* [Exercise aim]:
Images must not appear in your copy; reproduce every other part of the records exactly.

* [Supplied entries]:

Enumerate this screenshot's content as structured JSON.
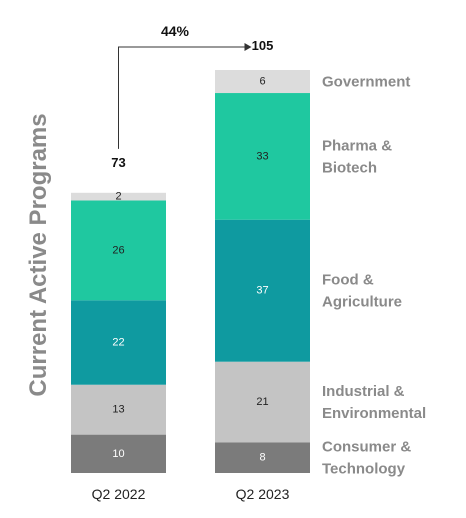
{
  "chart_data": {
    "type": "bar",
    "stacked": true,
    "categories": [
      "Q2 2022",
      "Q2 2023"
    ],
    "ylabel": "Current Active Programs",
    "series": [
      {
        "name": "Consumer & Technology",
        "values": [
          10,
          8
        ],
        "color": "#7b7b7b"
      },
      {
        "name": "Industrial & Environmental",
        "values": [
          13,
          21
        ],
        "color": "#c4c4c4"
      },
      {
        "name": "Food & Agriculture",
        "values": [
          22,
          37
        ],
        "color": "#0f9aa0"
      },
      {
        "name": "Pharma & Biotech",
        "values": [
          26,
          33
        ],
        "color": "#1fc8a0"
      },
      {
        "name": "Government",
        "values": [
          2,
          6
        ],
        "color": "#dcdcdc"
      }
    ],
    "totals": [
      73,
      105
    ],
    "growth_label": "44%",
    "legend_position": "right, aligned to segments",
    "grid": false
  }
}
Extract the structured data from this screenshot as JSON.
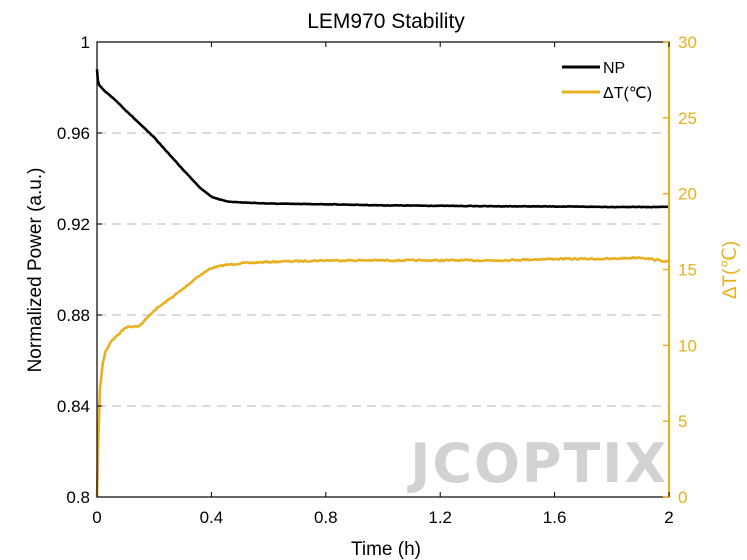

* [Exercise result]:
Enumerate this screenshot's content as structured JSON.
{
  "chart_data": {
    "type": "bar",
    "stacked": true,
    "categories": [
      "Q2 2022",
      "Q2 2023"
    ],
    "ylabel": "Current Active Programs",
    "series": [
      {
        "name": "Consumer & Technology",
        "values": [
          10,
          8
        ],
        "color": "#7b7b7b"
      },
      {
        "name": "Industrial & Environmental",
        "values": [
          13,
          21
        ],
        "color": "#c4c4c4"
      },
      {
        "name": "Food & Agriculture",
        "values": [
          22,
          37
        ],
        "color": "#0f9aa0"
      },
      {
        "name": "Pharma & Biotech",
        "values": [
          26,
          33
        ],
        "color": "#1fc8a0"
      },
      {
        "name": "Government",
        "values": [
          2,
          6
        ],
        "color": "#dcdcdc"
      }
    ],
    "totals": [
      73,
      105
    ],
    "growth_label": "44%",
    "legend_position": "right, aligned to segments",
    "grid": false
  }
}
Extract the structured data from this screenshot as JSON.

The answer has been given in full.